"""

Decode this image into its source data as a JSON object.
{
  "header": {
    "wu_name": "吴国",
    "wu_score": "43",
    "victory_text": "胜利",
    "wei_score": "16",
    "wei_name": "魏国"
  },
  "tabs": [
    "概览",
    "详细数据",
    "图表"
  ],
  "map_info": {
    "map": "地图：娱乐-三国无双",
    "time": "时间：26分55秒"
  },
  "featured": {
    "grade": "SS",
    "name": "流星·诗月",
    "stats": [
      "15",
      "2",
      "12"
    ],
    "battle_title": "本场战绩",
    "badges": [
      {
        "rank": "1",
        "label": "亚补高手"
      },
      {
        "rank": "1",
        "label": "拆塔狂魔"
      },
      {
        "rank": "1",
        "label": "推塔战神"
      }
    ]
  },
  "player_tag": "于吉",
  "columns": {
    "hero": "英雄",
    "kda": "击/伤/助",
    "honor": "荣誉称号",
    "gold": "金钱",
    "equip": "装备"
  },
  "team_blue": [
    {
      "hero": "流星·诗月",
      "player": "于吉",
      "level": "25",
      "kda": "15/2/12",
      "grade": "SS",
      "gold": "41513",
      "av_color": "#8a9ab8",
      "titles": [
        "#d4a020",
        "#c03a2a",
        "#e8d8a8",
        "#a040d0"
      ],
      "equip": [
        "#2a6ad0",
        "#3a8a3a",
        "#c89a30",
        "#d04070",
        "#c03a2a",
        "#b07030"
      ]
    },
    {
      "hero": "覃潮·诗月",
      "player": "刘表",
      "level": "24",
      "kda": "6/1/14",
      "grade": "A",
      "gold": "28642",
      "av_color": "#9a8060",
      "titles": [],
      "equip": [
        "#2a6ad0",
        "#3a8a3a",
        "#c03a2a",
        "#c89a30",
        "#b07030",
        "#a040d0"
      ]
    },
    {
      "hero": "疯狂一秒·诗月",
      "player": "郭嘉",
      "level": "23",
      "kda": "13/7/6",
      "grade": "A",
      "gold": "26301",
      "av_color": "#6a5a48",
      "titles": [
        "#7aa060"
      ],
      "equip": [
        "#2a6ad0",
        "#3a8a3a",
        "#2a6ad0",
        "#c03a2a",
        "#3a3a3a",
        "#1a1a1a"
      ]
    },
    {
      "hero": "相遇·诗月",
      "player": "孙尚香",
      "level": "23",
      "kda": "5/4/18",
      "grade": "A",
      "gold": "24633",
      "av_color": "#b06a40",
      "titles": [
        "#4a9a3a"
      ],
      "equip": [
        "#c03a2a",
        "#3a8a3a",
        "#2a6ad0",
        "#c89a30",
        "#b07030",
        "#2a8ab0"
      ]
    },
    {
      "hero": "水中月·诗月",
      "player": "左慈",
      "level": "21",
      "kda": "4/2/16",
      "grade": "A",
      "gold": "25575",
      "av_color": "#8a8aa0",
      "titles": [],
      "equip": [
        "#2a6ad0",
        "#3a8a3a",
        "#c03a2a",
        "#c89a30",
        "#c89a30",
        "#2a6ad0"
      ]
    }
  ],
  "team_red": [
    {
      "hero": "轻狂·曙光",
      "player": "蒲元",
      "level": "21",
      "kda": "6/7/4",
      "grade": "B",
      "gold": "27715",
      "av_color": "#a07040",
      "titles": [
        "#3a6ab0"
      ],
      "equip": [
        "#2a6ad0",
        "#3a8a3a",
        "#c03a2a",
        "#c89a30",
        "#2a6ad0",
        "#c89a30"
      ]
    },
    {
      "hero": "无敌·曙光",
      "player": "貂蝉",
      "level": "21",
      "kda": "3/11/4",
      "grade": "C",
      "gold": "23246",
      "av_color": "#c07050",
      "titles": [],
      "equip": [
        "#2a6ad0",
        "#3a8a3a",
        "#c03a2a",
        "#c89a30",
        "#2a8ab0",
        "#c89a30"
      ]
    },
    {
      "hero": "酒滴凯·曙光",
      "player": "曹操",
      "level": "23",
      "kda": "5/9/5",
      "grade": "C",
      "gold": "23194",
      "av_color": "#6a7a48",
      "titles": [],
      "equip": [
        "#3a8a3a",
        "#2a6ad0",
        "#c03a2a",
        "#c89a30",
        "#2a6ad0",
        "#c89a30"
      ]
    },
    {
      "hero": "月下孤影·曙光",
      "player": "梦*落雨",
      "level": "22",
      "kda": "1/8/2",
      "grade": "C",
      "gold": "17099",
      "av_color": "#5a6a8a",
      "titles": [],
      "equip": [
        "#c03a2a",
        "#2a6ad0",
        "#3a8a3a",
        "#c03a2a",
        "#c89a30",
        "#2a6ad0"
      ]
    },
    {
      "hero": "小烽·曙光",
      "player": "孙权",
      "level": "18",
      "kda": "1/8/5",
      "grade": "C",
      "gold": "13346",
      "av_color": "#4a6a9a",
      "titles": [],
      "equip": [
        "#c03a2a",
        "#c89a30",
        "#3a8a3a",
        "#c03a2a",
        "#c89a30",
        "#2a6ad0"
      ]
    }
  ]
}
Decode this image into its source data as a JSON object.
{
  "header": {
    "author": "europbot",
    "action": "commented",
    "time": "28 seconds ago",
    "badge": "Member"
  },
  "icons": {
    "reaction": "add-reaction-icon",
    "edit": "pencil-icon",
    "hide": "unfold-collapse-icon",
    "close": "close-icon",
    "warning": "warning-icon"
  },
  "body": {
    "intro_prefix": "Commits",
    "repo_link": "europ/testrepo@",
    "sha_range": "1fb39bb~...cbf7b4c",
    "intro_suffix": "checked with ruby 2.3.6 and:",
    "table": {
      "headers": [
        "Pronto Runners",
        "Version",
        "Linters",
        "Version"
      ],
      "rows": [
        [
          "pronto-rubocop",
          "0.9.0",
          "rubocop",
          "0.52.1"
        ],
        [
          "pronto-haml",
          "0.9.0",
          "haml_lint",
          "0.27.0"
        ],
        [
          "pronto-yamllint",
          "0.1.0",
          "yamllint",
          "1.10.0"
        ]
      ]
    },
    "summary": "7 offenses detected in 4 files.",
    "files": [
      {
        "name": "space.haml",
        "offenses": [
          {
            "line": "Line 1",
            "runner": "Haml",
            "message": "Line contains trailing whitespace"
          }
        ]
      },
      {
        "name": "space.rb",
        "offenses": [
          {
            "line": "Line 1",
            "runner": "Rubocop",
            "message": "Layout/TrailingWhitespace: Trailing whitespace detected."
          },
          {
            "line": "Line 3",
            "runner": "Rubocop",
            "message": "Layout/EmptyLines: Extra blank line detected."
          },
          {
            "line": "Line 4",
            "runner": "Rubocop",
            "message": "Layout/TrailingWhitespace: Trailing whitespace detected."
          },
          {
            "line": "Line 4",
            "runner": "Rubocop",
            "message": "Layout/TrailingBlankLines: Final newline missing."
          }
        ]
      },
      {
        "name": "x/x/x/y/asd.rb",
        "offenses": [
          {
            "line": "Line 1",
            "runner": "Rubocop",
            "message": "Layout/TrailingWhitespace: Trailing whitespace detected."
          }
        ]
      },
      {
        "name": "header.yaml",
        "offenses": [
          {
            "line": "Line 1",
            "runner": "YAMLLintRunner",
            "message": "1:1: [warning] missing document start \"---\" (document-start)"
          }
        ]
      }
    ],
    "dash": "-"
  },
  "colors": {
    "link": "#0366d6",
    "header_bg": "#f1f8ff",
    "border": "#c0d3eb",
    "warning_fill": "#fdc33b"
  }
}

"""

▶ Required task: Please quote every record above exactly as it appears.

▶ Completed task:
Decode this image into its source data as a JSON object.
{
  "header": {
    "wu_name": "吴国",
    "wu_score": "43",
    "victory_text": "胜利",
    "wei_score": "16",
    "wei_name": "魏国"
  },
  "tabs": [
    "概览",
    "详细数据",
    "图表"
  ],
  "map_info": {
    "map": "地图：娱乐-三国无双",
    "time": "时间：26分55秒"
  },
  "featured": {
    "grade": "SS",
    "name": "流星·诗月",
    "stats": [
      "15",
      "2",
      "12"
    ],
    "battle_title": "本场战绩",
    "badges": [
      {
        "rank": "1",
        "label": "亚补高手"
      },
      {
        "rank": "1",
        "label": "拆塔狂魔"
      },
      {
        "rank": "1",
        "label": "推塔战神"
      }
    ]
  },
  "player_tag": "于吉",
  "columns": {
    "hero": "英雄",
    "kda": "击/伤/助",
    "honor": "荣誉称号",
    "gold": "金钱",
    "equip": "装备"
  },
  "team_blue": [
    {
      "hero": "流星·诗月",
      "player": "于吉",
      "level": "25",
      "kda": "15/2/12",
      "grade": "SS",
      "gold": "41513",
      "av_color": "#8a9ab8",
      "titles": [
        "#d4a020",
        "#c03a2a",
        "#e8d8a8",
        "#a040d0"
      ],
      "equip": [
        "#2a6ad0",
        "#3a8a3a",
        "#c89a30",
        "#d04070",
        "#c03a2a",
        "#b07030"
      ]
    },
    {
      "hero": "覃潮·诗月",
      "player": "刘表",
      "level": "24",
      "kda": "6/1/14",
      "grade": "A",
      "gold": "28642",
      "av_color": "#9a8060",
      "titles": [],
      "equip": [
        "#2a6ad0",
        "#3a8a3a",
        "#c03a2a",
        "#c89a30",
        "#b07030",
        "#a040d0"
      ]
    },
    {
      "hero": "疯狂一秒·诗月",
      "player": "郭嘉",
      "level": "23",
      "kda": "13/7/6",
      "grade": "A",
      "gold": "26301",
      "av_color": "#6a5a48",
      "titles": [
        "#7aa060"
      ],
      "equip": [
        "#2a6ad0",
        "#3a8a3a",
        "#2a6ad0",
        "#c03a2a",
        "#3a3a3a",
        "#1a1a1a"
      ]
    },
    {
      "hero": "相遇·诗月",
      "player": "孙尚香",
      "level": "23",
      "kda": "5/4/18",
      "grade": "A",
      "gold": "24633",
      "av_color": "#b06a40",
      "titles": [
        "#4a9a3a"
      ],
      "equip": [
        "#c03a2a",
        "#3a8a3a",
        "#2a6ad0",
        "#c89a30",
        "#b07030",
        "#2a8ab0"
      ]
    },
    {
      "hero": "水中月·诗月",
      "player": "左慈",
      "level": "21",
      "kda": "4/2/16",
      "grade": "A",
      "gold": "25575",
      "av_color": "#8a8aa0",
      "titles": [],
      "equip": [
        "#2a6ad0",
        "#3a8a3a",
        "#c03a2a",
        "#c89a30",
        "#c89a30",
        "#2a6ad0"
      ]
    }
  ],
  "team_red": [
    {
      "hero": "轻狂·曙光",
      "player": "蒲元",
      "level": "21",
      "kda": "6/7/4",
      "grade": "B",
      "gold": "27715",
      "av_color": "#a07040",
      "titles": [
        "#3a6ab0"
      ],
      "equip": [
        "#2a6ad0",
        "#3a8a3a",
        "#c03a2a",
        "#c89a30",
        "#2a6ad0",
        "#c89a30"
      ]
    },
    {
      "hero": "无敌·曙光",
      "player": "貂蝉",
      "level": "21",
      "kda": "3/11/4",
      "grade": "C",
      "gold": "23246",
      "av_color": "#c07050",
      "titles": [],
      "equip": [
        "#2a6ad0",
        "#3a8a3a",
        "#c03a2a",
        "#c89a30",
        "#2a8ab0",
        "#c89a30"
      ]
    },
    {
      "hero": "酒滴凯·曙光",
      "player": "曹操",
      "level": "23",
      "kda": "5/9/5",
      "grade": "C",
      "gold": "23194",
      "av_color": "#6a7a48",
      "titles": [],
      "equip": [
        "#3a8a3a",
        "#2a6ad0",
        "#c03a2a",
        "#c89a30",
        "#2a6ad0",
        "#c89a30"
      ]
    },
    {
      "hero": "月下孤影·曙光",
      "player": "梦*落雨",
      "level": "22",
      "kda": "1/8/2",
      "grade": "C",
      "gold": "17099",
      "av_color": "#5a6a8a",
      "titles": [],
      "equip": [
        "#c03a2a",
        "#2a6ad0",
        "#3a8a3a",
        "#c03a2a",
        "#c89a30",
        "#2a6ad0"
      ]
    },
    {
      "hero": "小烽·曙光",
      "player": "孙权",
      "level": "18",
      "kda": "1/8/5",
      "grade": "C",
      "gold": "13346",
      "av_color": "#4a6a9a",
      "titles": [],
      "equip": [
        "#c03a2a",
        "#c89a30",
        "#3a8a3a",
        "#c03a2a",
        "#c89a30",
        "#2a6ad0"
      ]
    }
  ]
}
Decode this image into its source data as a JSON object.
{
  "header": {
    "author": "europbot",
    "action": "commented",
    "time": "28 seconds ago",
    "badge": "Member"
  },
  "icons": {
    "reaction": "add-reaction-icon",
    "edit": "pencil-icon",
    "hide": "unfold-collapse-icon",
    "close": "close-icon",
    "warning": "warning-icon"
  },
  "body": {
    "intro_prefix": "Commits",
    "repo_link": "europ/testrepo@",
    "sha_range": "1fb39bb~...cbf7b4c",
    "intro_suffix": "checked with ruby 2.3.6 and:",
    "table": {
      "headers": [
        "Pronto Runners",
        "Version",
        "Linters",
        "Version"
      ],
      "rows": [
        [
          "pronto-rubocop",
          "0.9.0",
          "rubocop",
          "0.52.1"
        ],
        [
          "pronto-haml",
          "0.9.0",
          "haml_lint",
          "0.27.0"
        ],
        [
          "pronto-yamllint",
          "0.1.0",
          "yamllint",
          "1.10.0"
        ]
      ]
    },
    "summary": "7 offenses detected in 4 files.",
    "files": [
      {
        "name": "space.haml",
        "offenses": [
          {
            "line": "Line 1",
            "runner": "Haml",
            "message": "Line contains trailing whitespace"
          }
        ]
      },
      {
        "name": "space.rb",
        "offenses": [
          {
            "line": "Line 1",
            "runner": "Rubocop",
            "message": "Layout/TrailingWhitespace: Trailing whitespace detected."
          },
          {
            "line": "Line 3",
            "runner": "Rubocop",
            "message": "Layout/EmptyLines: Extra blank line detected."
          },
          {
            "line": "Line 4",
            "runner": "Rubocop",
            "message": "Layout/TrailingWhitespace: Trailing whitespace detected."
          },
          {
            "line": "Line 4",
            "runner": "Rubocop",
            "message": "Layout/TrailingBlankLines: Final newline missing."
          }
        ]
      },
      {
        "name": "x/x/x/y/asd.rb",
        "offenses": [
          {
            "line": "Line 1",
            "runner": "Rubocop",
            "message": "Layout/TrailingWhitespace: Trailing whitespace detected."
          }
        ]
      },
      {
        "name": "header.yaml",
        "offenses": [
          {
            "line": "Line 1",
            "runner": "YAMLLintRunner",
            "message": "1:1: [warning] missing document start \"---\" (document-start)"
          }
        ]
      }
    ],
    "dash": "-"
  },
  "colors": {
    "link": "#0366d6",
    "header_bg": "#f1f8ff",
    "border": "#c0d3eb",
    "warning_fill": "#fdc33b"
  }
}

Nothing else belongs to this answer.